Data section
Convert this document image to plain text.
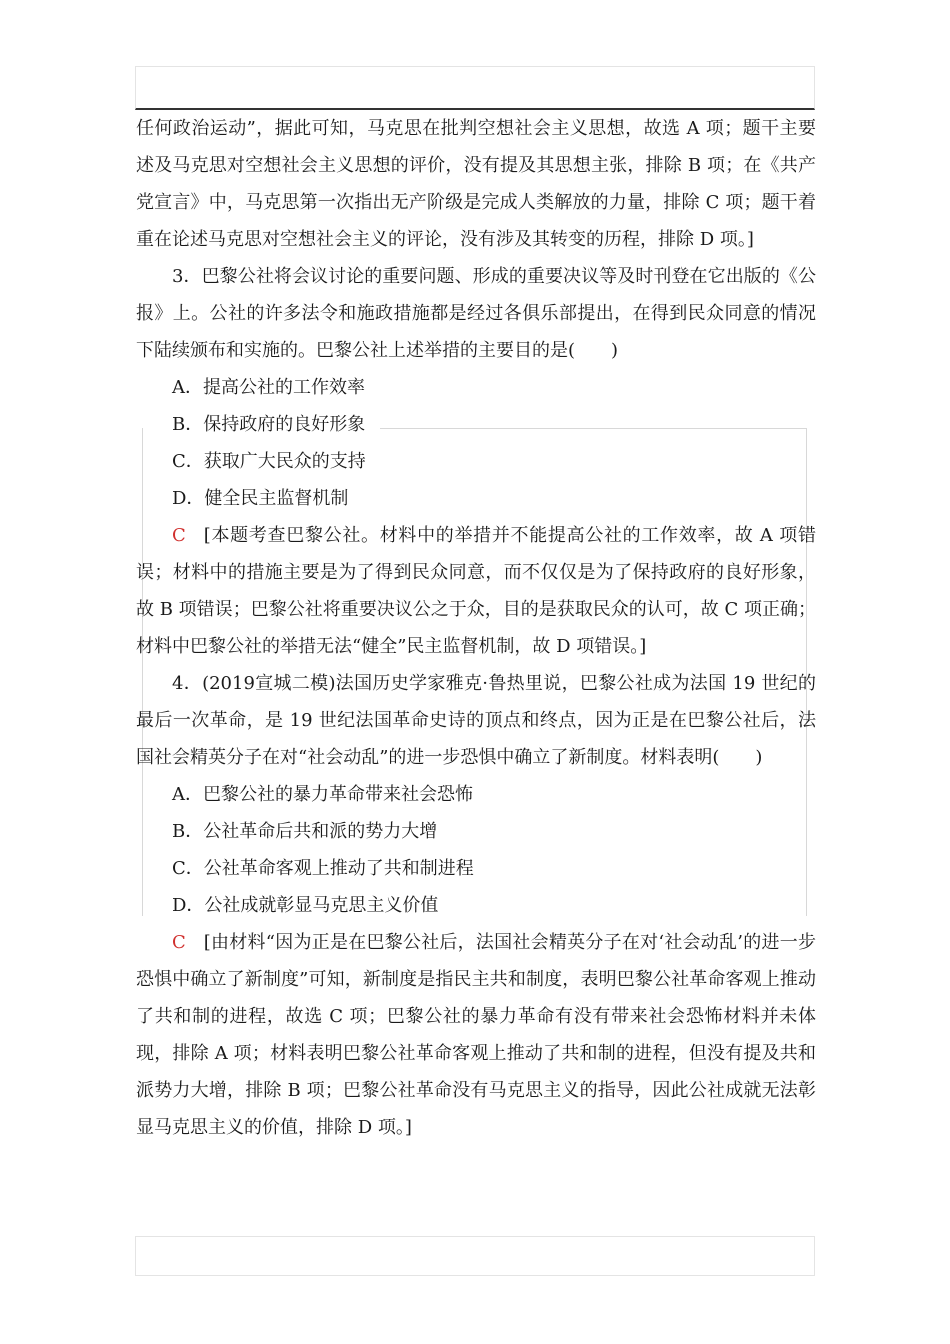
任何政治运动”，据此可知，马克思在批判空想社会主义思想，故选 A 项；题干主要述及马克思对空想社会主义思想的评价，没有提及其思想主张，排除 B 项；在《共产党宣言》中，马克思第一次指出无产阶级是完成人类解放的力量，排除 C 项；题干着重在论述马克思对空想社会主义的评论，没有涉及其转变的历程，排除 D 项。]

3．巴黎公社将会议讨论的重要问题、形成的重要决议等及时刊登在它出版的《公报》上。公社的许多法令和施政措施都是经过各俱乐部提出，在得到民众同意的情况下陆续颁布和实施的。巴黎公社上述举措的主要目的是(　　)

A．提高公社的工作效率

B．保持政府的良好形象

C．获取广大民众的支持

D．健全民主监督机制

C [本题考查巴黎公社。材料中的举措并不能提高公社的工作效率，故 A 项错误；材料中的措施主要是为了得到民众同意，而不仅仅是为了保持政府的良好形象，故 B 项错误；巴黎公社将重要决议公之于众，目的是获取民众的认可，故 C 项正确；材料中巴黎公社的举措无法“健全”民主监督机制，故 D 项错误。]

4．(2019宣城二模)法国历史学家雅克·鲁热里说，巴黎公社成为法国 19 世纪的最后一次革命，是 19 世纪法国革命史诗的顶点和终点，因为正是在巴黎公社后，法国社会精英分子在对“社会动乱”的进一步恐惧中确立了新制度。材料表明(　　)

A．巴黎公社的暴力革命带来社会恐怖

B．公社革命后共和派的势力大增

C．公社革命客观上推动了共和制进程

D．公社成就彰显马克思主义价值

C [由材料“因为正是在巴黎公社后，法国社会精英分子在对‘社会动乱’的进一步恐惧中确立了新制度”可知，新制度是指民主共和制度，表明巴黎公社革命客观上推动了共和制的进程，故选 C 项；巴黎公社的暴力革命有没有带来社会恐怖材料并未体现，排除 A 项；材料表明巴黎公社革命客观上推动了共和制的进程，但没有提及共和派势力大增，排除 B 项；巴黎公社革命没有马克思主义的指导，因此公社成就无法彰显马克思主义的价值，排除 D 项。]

Exercise description
Pick every line with "社会动乱" in it and copy it.

Answer to the problem
4．(2019宣城二模)法国历史学家雅克·鲁热里说，巴黎公社成为法国 19 世纪的最后一次革命，是 19 世纪法国革命史诗的顶点和终点，因为正是在巴黎公社后，法国社会精英分子在对“社会动乱”的进一步恐惧中确立了新制度。材料表明(　　)
C [由材料“因为正是在巴黎公社后，法国社会精英分子在对‘社会动乱’的进一步恐惧中确立了新制度”可知，新制度是指民主共和制度，表明巴黎公社革命客观上推动了共和制的进程，故选 C 项；巴黎公社的暴力革命有没有带来社会恐怖材料并未体现，排除 A 项；材料表明巴黎公社革命客观上推动了共和制的进程，但没有提及共和派势力大增，排除 B 项；巴黎公社革命没有马克思主义的指导，因此公社成就无法彰显马克思主义的价值，排除 D 项。]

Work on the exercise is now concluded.